*Given entries*:

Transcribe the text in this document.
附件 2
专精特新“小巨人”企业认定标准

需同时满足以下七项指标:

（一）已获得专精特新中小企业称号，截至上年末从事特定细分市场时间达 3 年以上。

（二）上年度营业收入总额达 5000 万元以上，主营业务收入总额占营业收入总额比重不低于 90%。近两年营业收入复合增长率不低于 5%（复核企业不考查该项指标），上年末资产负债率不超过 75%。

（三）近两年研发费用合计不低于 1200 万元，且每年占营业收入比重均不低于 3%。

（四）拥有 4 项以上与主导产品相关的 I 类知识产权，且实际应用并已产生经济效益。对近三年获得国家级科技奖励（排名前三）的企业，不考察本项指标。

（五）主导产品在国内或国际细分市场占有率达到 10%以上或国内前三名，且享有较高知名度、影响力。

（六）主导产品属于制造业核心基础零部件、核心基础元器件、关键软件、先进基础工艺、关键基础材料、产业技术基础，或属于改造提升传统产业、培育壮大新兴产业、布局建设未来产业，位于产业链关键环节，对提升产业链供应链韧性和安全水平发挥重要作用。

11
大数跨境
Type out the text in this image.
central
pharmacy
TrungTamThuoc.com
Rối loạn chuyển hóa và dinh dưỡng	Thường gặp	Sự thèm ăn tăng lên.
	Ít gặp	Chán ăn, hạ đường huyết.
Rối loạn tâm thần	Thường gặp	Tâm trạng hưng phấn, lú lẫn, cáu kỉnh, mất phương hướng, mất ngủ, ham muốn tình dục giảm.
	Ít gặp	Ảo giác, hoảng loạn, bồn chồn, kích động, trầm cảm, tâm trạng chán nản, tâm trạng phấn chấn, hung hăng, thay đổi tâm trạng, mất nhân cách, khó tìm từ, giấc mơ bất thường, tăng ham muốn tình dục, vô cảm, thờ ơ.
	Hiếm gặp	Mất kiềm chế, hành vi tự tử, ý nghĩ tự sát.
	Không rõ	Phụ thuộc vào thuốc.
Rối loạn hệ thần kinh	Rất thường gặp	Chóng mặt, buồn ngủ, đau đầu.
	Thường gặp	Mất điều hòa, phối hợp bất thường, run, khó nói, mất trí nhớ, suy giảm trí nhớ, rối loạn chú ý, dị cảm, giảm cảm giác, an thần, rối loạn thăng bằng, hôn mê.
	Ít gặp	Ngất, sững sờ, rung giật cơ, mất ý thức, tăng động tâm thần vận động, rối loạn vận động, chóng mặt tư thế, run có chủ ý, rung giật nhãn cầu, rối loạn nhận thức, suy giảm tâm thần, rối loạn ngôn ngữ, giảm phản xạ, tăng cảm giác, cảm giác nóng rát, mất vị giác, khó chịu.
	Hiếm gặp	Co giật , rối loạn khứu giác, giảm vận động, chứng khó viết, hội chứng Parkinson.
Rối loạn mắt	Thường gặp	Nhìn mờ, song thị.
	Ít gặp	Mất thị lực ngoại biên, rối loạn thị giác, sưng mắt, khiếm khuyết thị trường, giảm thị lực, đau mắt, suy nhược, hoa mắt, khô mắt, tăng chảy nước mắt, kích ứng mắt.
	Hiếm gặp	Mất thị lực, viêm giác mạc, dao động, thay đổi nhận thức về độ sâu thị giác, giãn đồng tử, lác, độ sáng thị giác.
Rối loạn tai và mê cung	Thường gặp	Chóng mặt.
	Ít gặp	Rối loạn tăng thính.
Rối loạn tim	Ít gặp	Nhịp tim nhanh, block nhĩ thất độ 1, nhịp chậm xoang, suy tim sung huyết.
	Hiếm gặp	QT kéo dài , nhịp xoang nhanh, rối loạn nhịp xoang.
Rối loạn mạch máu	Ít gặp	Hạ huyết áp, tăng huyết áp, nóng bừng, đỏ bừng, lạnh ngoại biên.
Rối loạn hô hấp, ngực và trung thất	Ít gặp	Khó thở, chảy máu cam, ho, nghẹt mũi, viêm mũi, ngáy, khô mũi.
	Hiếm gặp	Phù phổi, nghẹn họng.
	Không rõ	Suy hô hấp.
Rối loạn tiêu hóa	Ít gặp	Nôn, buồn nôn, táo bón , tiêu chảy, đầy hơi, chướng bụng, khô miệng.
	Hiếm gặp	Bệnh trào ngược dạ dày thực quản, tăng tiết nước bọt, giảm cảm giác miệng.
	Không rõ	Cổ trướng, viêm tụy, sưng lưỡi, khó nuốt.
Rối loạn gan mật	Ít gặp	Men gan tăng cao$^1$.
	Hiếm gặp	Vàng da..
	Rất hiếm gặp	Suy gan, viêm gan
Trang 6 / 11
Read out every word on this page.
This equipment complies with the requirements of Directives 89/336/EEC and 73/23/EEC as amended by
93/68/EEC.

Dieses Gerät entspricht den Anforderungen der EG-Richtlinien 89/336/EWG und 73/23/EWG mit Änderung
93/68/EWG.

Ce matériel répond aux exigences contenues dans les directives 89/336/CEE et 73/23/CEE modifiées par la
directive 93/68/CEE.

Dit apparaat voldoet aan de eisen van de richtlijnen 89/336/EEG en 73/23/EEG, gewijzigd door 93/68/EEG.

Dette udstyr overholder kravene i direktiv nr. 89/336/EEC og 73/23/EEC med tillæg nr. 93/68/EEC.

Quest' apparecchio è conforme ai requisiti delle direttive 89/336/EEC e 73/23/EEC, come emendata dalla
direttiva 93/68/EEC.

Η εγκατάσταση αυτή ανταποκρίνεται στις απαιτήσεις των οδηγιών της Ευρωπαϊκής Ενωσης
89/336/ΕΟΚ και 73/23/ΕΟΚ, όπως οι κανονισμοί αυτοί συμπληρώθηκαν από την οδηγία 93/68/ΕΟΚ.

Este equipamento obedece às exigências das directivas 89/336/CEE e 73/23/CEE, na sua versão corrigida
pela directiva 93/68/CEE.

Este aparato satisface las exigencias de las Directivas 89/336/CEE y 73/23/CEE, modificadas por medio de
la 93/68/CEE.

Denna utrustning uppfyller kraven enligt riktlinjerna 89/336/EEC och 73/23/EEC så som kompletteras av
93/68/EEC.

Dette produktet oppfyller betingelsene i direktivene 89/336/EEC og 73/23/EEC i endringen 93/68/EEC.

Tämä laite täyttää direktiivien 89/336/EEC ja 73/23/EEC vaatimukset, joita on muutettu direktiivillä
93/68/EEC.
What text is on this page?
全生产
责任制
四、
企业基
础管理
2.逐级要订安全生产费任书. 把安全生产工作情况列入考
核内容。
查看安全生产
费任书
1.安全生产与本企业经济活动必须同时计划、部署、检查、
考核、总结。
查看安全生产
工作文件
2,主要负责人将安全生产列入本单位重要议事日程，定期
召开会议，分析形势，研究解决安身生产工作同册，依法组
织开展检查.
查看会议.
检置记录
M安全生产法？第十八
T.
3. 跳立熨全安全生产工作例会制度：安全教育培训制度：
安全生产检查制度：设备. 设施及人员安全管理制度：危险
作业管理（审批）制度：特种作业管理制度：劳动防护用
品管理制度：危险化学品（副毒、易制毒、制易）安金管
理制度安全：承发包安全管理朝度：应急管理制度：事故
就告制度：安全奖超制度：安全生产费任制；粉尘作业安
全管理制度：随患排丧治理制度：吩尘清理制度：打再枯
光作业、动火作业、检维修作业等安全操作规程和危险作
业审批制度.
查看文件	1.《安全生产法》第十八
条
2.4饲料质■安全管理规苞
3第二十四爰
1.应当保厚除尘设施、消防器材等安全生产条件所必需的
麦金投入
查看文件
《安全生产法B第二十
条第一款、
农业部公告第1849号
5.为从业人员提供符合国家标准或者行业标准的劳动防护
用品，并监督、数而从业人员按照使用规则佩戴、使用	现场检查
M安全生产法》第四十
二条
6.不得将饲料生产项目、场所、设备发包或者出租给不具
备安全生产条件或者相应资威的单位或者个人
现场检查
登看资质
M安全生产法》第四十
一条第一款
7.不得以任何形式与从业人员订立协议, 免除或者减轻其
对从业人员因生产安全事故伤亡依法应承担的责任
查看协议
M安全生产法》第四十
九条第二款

*What is asked*: Through the last line of the entries above, beginning at the line containing "What text is on this page?", transcribe each line exactly, both ends included and nothing more.

*Complete answer*:
What text is on this page?
全生产
责任制
四、
企业基
础管理
2.逐级要订安全生产费任书. 把安全生产工作情况列入考
核内容。
查看安全生产
费任书
1.安全生产与本企业经济活动必须同时计划、部署、检查、
考核、总结。
查看安全生产
工作文件
2,主要负责人将安全生产列入本单位重要议事日程，定期
召开会议，分析形势，研究解决安身生产工作同册，依法组
织开展检查.
查看会议.
检置记录
M安全生产法？第十八
T.
3. 跳立熨全安全生产工作例会制度：安全教育培训制度：
安全生产检查制度：设备. 设施及人员安全管理制度：危险
作业管理（审批）制度：特种作业管理制度：劳动防护用
品管理制度：危险化学品（副毒、易制毒、制易）安金管
理制度安全：承发包安全管理朝度：应急管理制度：事故
就告制度：安全奖超制度：安全生产费任制；粉尘作业安
全管理制度：随患排丧治理制度：吩尘清理制度：打再枯
光作业、动火作业、检维修作业等安全操作规程和危险作
业审批制度.
查看文件	1.《安全生产法》第十八
条
2.4饲料质■安全管理规苞
3第二十四爰
1.应当保厚除尘设施、消防器材等安全生产条件所必需的
麦金投入
查看文件
《安全生产法B第二十
条第一款、
农业部公告第1849号
5.为从业人员提供符合国家标准或者行业标准的劳动防护
用品，并监督、数而从业人员按照使用规则佩戴、使用	现场检查
M安全生产法》第四十
二条
6.不得将饲料生产项目、场所、设备发包或者出租给不具
备安全生产条件或者相应资威的单位或者个人
现场检查
登看资质
M安全生产法》第四十
一条第一款
7.不得以任何形式与从业人员订立协议, 免除或者减轻其
对从业人员因生产安全事故伤亡依法应承担的责任
查看协议
M安全生产法》第四十
九条第二款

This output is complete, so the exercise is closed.